### Exercise description
Where a line contains the string "должен", copy that line.

[Data records]
------------------------

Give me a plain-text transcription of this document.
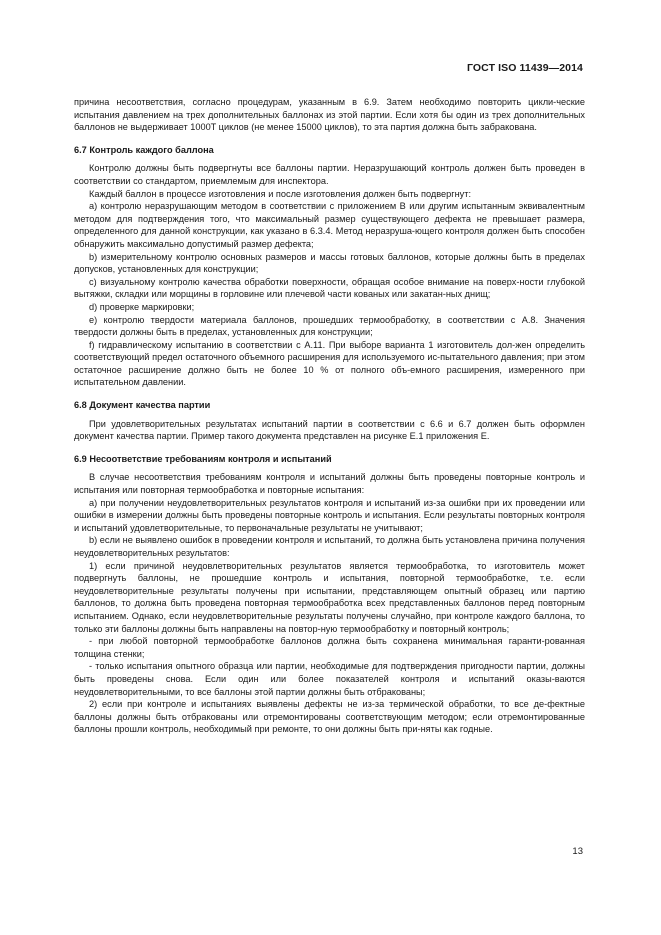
ГОСТ ISO 11439—2014

причина несоответствия, согласно процедурам, указанным в 6.9. Затем необходимо повторить цикли-ческие испытания давлением на трех дополнительных баллонах из этой партии. Если хотя бы один из трех дополнительных баллонов не выдерживает 1000T циклов (не менее 15000 циклов), то эта партия должна быть забракована.

6.7 Контроль каждого баллона

Контролю должны быть подвергнуты все баллоны партии. Неразрушающий контроль должен быть проведен в соответствии со стандартом, приемлемым для инспектора.

Каждый баллон в процессе изготовления и после изготовления должен быть подвергнут:

a) контролю неразрушающим методом в соответствии с приложением В или другим испытанным эквивалентным методом для подтверждения того, что максимальный размер существующего дефекта не превышает размера, определенного для данной конструкции, как указано в 6.3.4. Метод неразруша-ющего контроля должен быть способен обнаружить максимально допустимый размер дефекта;

b) измерительному контролю основных размеров и массы готовых баллонов, которые должны быть в пределах допусков, установленных для конструкции;

c) визуальному контролю качества обработки поверхности, обращая особое внимание на поверх-ности глубокой вытяжки, складки или морщины в горловине или плечевой части кованых или закатан-ных днищ;

d) проверке маркировки;

e) контролю твердости материала баллонов, прошедших термообработку, в соответствии с А.8. Значения твердости должны быть в пределах, установленных для конструкции;

f) гидравлическому испытанию в соответствии с А.11. При выборе варианта 1 изготовитель дол-жен определить соответствующий предел остаточного объемного расширения для используемого ис-пытательного давления; при этом остаточное расширение должно быть не более 10 % от полного объ-емного расширения, измеренного при испытательном давлении.

6.8 Документ качества партии

При удовлетворительных результатах испытаний партии в соответствии с 6.6 и 6.7 должен быть оформлен документ качества партии. Пример такого документа представлен на рисунке Е.1 приложения Е.

6.9 Несоответствие требованиям контроля и испытаний

В случае несоответствия требованиям контроля и испытаний должны быть проведены повторные контроль и испытания или повторная термообработка и повторные испытания:

a) при получении неудовлетворительных результатов контроля и испытаний из-за ошибки при их проведении или ошибки в измерении должны быть проведены повторные контроль и испытания. Если результаты повторных контроля и испытаний удовлетворительные, то первоначальные результаты не учитывают;

b) если не выявлено ошибок в проведении контроля и испытаний, то должна быть установлена причина получения неудовлетворительных результатов:

1) если причиной неудовлетворительных результатов является термообработка, то изготовитель может подвергнуть баллоны, не прошедшие контроль и испытания, повторной термообработке, т.е. если неудовлетворительные результаты получены при испытании, представляющем опытный образец или партию баллонов, то должна быть проведена повторная термообработка всех представленных баллонов перед повторным испытанием. Однако, если неудовлетворительные результаты получены случайно, при контроле каждого баллона, то только эти баллоны должны быть направлены на повтор-ную термообработку и повторный контроль;

- при любой повторной термообработке баллонов должна быть сохранена минимальная гаранти-рованная толщина стенки;

- только испытания опытного образца или партии, необходимые для подтверждения пригодности партии, должны быть проведены снова. Если один или более показателей контроля и испытаний оказы-ваются неудовлетворительными, то все баллоны этой партии должны быть отбракованы;

2) если при контроле и испытаниях выявлены дефекты не из-за термической обработки, то все де-фектные баллоны должны быть отбракованы или отремонтированы соответствующим методом; если отремонтированные баллоны прошли контроль, необходимый при ремонте, то они должны быть при-няты как годные.

13
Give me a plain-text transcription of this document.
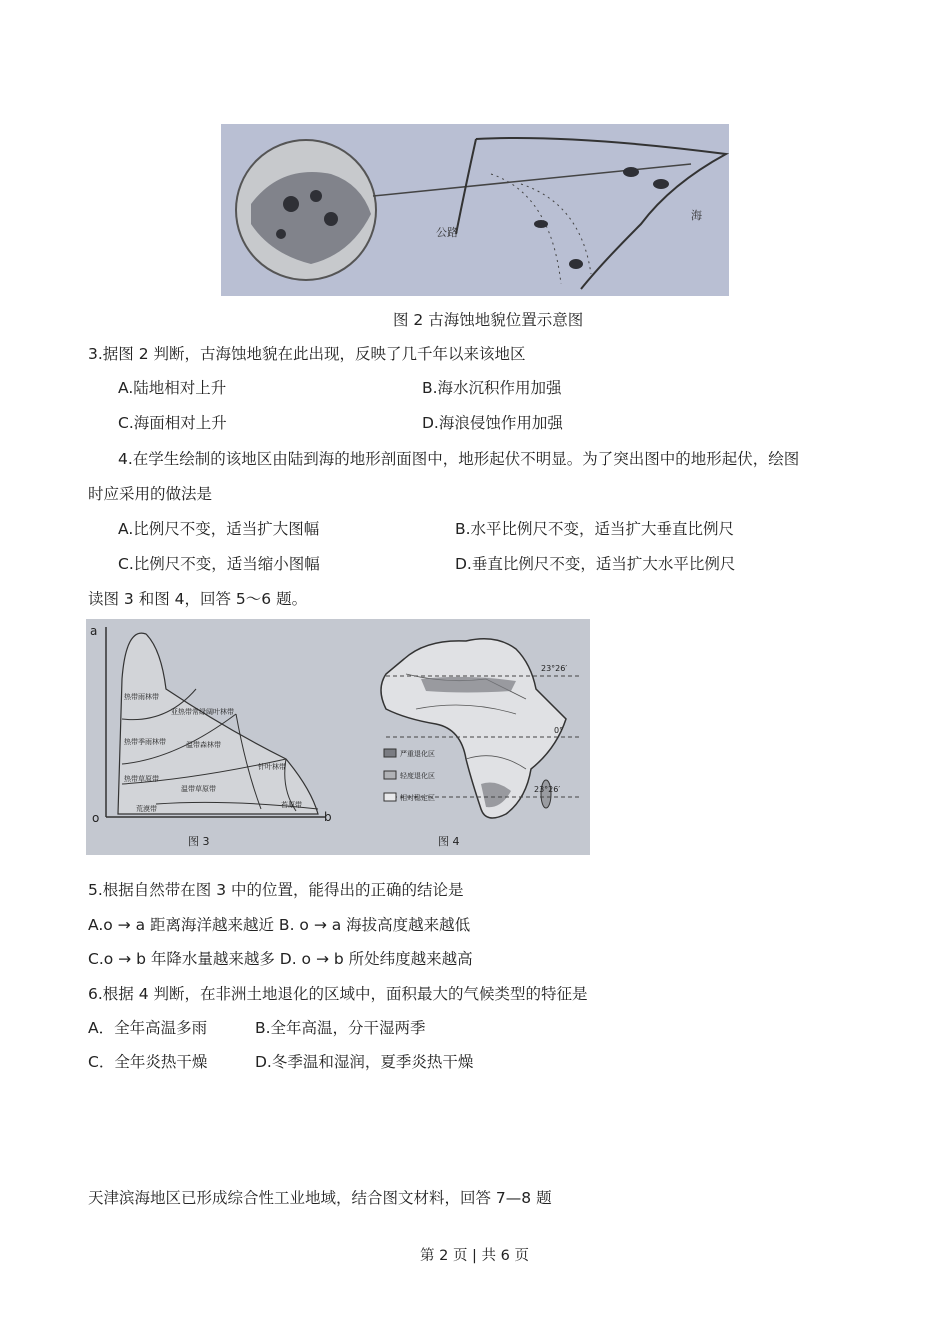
公路
海
图 2 古海蚀地貌位置示意图
3.据图 2 判断，古海蚀地貌在此出现，反映了几千年以来该地区
A.陆地相对上升	B.海水沉积作用加强
C.海面相对上升	D.海浪侵蚀作用加强
4.在学生绘制的该地区由陆到海的地形剖面图中，地形起伏不明显。为了突出图中的地形起伏，绘图
时应采用的做法是
A.比例尺不变，适当扩大图幅	B.水平比例尺不变，适当扩大垂直比例尺
C.比例尺不变，适当缩小图幅	D.垂直比例尺不变，适当扩大水平比例尺
读图 3 和图 4，回答 5～6 题。
a
o	b
热带雨林带
热带季雨林带
热带草原带
亚热带常绿阔叶林带
温带森林带
针叶林带
温带草原带
荒漠带	苔原带
图 3
23°26′
0°
23°26′
严重退化区
轻度退化区
相对稳定区
图 4
5.根据自然带在图 3 中的位置，能得出的正确的结论是
A.o → a 距离海洋越来越近 B. o → a 海拔高度越来越低
C.o → b 年降水量越来越多 D. o → b 所处纬度越来越高
6.根据 4 判断，在非洲土地退化的区域中，面积最大的气候类型的特征是
A．全年高温多雨	B.全年高温，分干湿两季
C．全年炎热干燥	D.冬季温和湿润，夏季炎热干燥
天津滨海地区已形成综合性工业地域，结合图文材料，回答 7—8 题
第 2 页 | 共 6 页
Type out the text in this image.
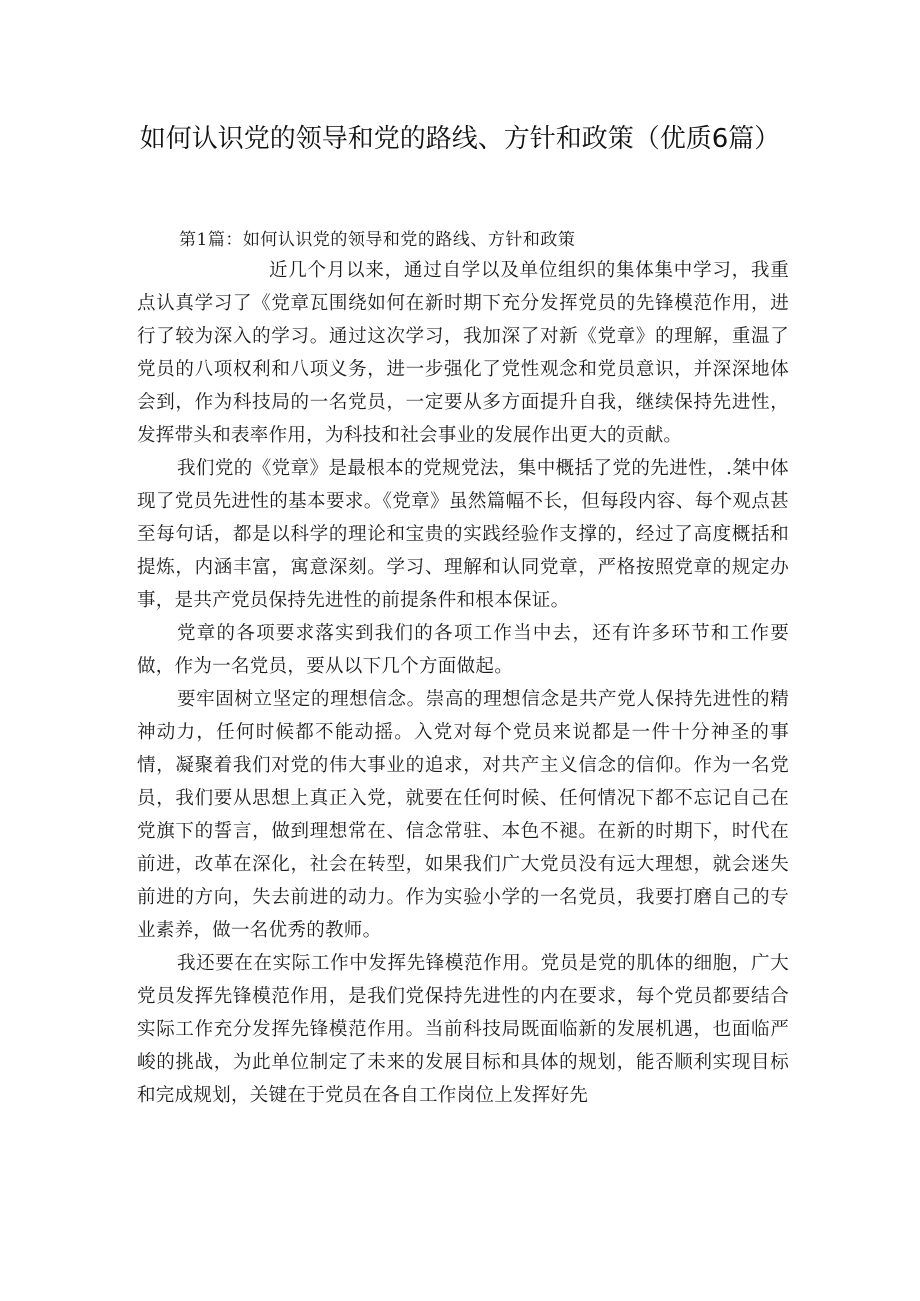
如何认识党的领导和党的路线、方针和政策（优质6篇）

第1篇：如何认识党的领导和党的路线、方针和政策

近几个月以来，通过自学以及单位组织的集体集中学习，我重点认真学习了《党章瓦围绕如何在新时期下充分发挥党员的先锋模范作用，进行了较为深入的学习。通过这次学习，我加深了对新《党章》的理解，重温了党员的八项权利和八项义务，进一步强化了党性观念和党员意识，并深深地体会到，作为科技局的一名党员，一定要从多方面提升自我，继续保持先进性，发挥带头和表率作用，为科技和社会事业的发展作出更大的贡献。

我们党的《党章》是最根本的党规党法，集中概括了党的先进性，.桀中体现了党员先进性的基本要求。《党章》虽然篇幅不长，但每段内容、每个观点甚至每句话，都是以科学的理论和宝贵的实践经验作支撑的，经过了高度概括和提炼，内涵丰富，寓意深刻。学习、理解和认同党章，严格按照党章的规定办事，是共产党员保持先进性的前提条件和根本保证。

党章的各项要求落实到我们的各项工作当中去，还有许多环节和工作要做，作为一名党员，要从以下几个方面做起。

要牢固树立坚定的理想信念。崇高的理想信念是共产党人保持先进性的精神动力，任何时候都不能动摇。入党对每个党员来说都是一件十分神圣的事情，凝聚着我们对党的伟大事业的追求，对共产主义信念的信仰。作为一名党员，我们要从思想上真正入党，就要在任何时候、任何情况下都不忘记自己在党旗下的誓言，做到理想常在、信念常驻、本色不褪。在新的时期下，时代在前进，改革在深化，社会在转型，如果我们广大党员没有远大理想，就会迷失前进的方向，失去前进的动力。作为实验小学的一名党员，我要打磨自己的专业素养，做一名优秀的教师。

我还要在在实际工作中发挥先锋模范作用。党员是党的肌体的细胞，广大党员发挥先锋模范作用，是我们党保持先进性的内在要求，每个党员都要结合实际工作充分发挥先锋模范作用。当前科技局既面临新的发展机遇，也面临严峻的挑战，为此单位制定了未来的发展目标和具体的规划，能否顺利实现目标和完成规划，关键在于党员在各自工作岗位上发挥好先
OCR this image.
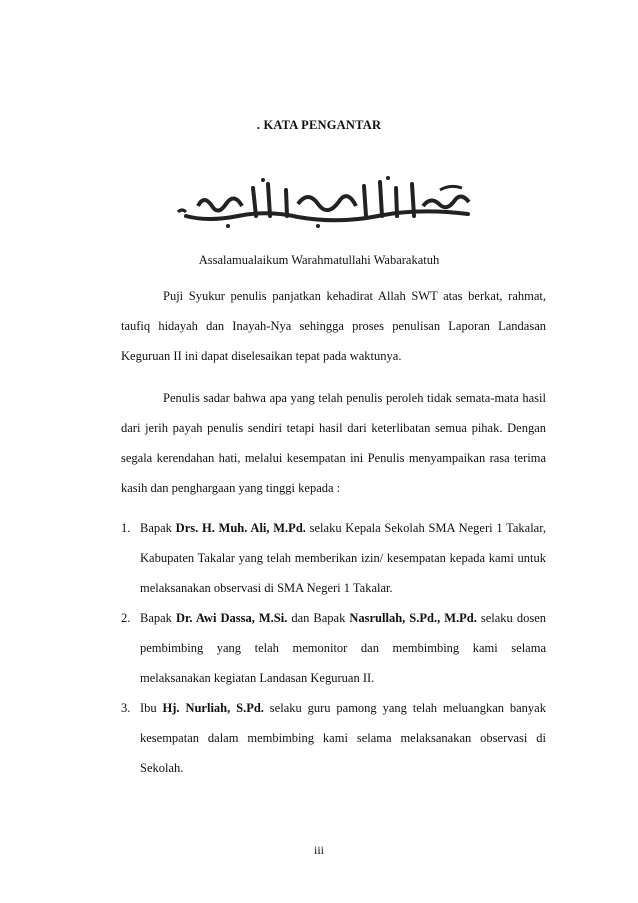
. KATA PENGANTAR
بِسْمِ اللّٰهِ الرَّحْمٰنِ الرَّحِيْمِ
Assalamualaikum Warahmatullahi Wabarakatuh

Puji Syukur penulis panjatkan kehadirat Allah SWT atas berkat, rahmat, taufiq hidayah dan Inayah-Nya sehingga proses penulisan Laporan Landasan Keguruan II ini dapat diselesaikan tepat pada waktunya.

Penulis sadar bahwa apa yang telah penulis peroleh tidak semata-mata hasil dari jerih payah penulis sendiri tetapi hasil dari keterlibatan semua pihak. Dengan segala kerendahan hati, melalui kesempatan ini Penulis menyampaikan rasa terima kasih dan penghargaan yang tinggi kepada :

1. Bapak Drs. H. Muh. Ali, M.Pd. selaku Kepala Sekolah SMA Negeri 1 Takalar, Kabupaten Takalar yang telah memberikan izin/ kesempatan kepada kami untuk melaksanakan observasi di SMA Negeri 1 Takalar.
2. Bapak Dr. Awi Dassa, M.Si. dan Bapak Nasrullah, S.Pd., M.Pd. selaku dosen pembimbing yang telah memonitor dan membimbing kami selama melaksanakan kegiatan Landasan Keguruan II.
3. Ibu Hj. Nurliah, S.Pd. selaku guru pamong yang telah meluangkan banyak kesempatan dalam membimbing kami selama melaksanakan observasi di Sekolah.
iii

------------------------

### Output for this task
Контролю должны быть подвергнуты все баллоны партии. Неразрушающий контроль должен быть проведен в соответствии со стандартом, приемлемым для инспектора.
Каждый баллон в процессе изготовления и после изготовления должен быть подвергнут:
a) контролю неразрушающим методом в соответствии с приложением В или другим испытанным эквивалентным методом для подтверждения того, что максимальный размер существующего дефекта не превышает размера, определенного для данной конструкции, как указано в 6.3.4. Метод неразруша-ющего контроля должен быть способен обнаружить максимально допустимый размер дефекта;
При удовлетворительных результатах испытаний партии в соответствии с 6.6 и 6.7 должен быть оформлен документ качества партии. Пример такого документа представлен на рисунке Е.1 приложения Е.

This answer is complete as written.